(Problem to work on): In the material below, list every line carrying the string "Presión".

(Data extracted from a collection)
-- Begin --

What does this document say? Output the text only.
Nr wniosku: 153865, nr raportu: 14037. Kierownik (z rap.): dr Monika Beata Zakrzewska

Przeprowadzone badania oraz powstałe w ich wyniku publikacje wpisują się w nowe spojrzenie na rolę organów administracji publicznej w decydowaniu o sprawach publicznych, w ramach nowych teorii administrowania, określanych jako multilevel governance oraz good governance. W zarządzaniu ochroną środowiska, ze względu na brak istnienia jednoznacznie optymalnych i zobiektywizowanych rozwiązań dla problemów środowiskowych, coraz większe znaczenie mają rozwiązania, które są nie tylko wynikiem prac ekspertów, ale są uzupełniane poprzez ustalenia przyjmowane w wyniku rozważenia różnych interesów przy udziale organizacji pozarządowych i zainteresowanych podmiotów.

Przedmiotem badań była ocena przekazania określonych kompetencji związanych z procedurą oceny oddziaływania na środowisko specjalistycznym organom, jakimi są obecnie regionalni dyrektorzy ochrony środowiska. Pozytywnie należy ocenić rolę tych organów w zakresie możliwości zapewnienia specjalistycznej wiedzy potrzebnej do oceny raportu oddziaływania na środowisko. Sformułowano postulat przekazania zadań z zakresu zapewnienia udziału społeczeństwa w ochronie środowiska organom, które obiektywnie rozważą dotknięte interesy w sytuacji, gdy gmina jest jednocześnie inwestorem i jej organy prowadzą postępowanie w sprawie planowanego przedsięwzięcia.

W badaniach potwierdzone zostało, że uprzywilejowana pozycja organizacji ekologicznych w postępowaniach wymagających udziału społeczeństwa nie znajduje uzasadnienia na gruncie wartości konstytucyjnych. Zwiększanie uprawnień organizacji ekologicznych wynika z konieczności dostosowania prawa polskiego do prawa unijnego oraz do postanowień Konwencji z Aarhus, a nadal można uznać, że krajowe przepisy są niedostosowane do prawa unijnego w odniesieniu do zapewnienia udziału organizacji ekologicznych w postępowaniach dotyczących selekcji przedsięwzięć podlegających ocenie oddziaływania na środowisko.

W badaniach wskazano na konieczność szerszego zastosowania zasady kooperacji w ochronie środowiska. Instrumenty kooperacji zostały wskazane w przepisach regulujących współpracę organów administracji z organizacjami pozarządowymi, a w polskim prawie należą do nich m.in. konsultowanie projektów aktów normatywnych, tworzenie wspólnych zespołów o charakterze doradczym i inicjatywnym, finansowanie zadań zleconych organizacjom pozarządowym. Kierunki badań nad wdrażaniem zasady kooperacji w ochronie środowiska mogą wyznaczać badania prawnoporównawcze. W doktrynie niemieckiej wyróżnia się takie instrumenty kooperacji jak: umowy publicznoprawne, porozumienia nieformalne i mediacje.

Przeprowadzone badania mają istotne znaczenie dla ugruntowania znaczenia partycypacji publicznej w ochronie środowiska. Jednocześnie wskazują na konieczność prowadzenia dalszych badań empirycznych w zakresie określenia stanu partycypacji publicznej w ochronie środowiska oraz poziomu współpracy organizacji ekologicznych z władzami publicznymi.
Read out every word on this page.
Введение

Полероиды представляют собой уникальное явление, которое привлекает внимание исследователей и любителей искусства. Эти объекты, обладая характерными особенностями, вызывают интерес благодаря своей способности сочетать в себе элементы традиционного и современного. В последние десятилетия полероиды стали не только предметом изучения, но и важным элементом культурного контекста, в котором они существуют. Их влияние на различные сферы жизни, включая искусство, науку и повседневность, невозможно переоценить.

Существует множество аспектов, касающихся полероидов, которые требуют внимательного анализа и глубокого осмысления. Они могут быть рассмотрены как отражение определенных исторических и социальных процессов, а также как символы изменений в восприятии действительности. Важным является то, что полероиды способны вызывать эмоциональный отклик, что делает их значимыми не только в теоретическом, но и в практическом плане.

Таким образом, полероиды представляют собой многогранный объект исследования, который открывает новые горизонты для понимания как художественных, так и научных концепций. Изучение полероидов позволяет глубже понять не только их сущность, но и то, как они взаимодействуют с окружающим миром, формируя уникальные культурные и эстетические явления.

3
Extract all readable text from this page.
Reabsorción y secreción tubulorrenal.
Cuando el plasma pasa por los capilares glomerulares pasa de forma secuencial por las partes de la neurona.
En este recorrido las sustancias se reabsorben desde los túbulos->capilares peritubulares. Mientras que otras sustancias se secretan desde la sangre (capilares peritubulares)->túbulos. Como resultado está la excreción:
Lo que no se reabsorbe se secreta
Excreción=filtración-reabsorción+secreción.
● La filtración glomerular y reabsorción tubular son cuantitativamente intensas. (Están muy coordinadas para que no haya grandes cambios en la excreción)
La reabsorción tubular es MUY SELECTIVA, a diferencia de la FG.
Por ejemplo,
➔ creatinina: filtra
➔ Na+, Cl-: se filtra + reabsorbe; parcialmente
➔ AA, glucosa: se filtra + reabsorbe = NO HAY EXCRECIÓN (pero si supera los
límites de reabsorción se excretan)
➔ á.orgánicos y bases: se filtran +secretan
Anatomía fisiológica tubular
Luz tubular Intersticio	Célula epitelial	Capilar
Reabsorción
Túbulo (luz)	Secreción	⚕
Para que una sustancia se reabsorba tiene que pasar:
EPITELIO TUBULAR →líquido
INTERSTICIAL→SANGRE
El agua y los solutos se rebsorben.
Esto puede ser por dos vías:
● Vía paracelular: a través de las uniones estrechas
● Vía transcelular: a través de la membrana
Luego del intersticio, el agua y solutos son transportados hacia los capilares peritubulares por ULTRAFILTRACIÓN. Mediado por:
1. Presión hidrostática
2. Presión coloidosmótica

-- End --

(Solved problem):
1. Presión hidrostática
2. Presión coloidosmótica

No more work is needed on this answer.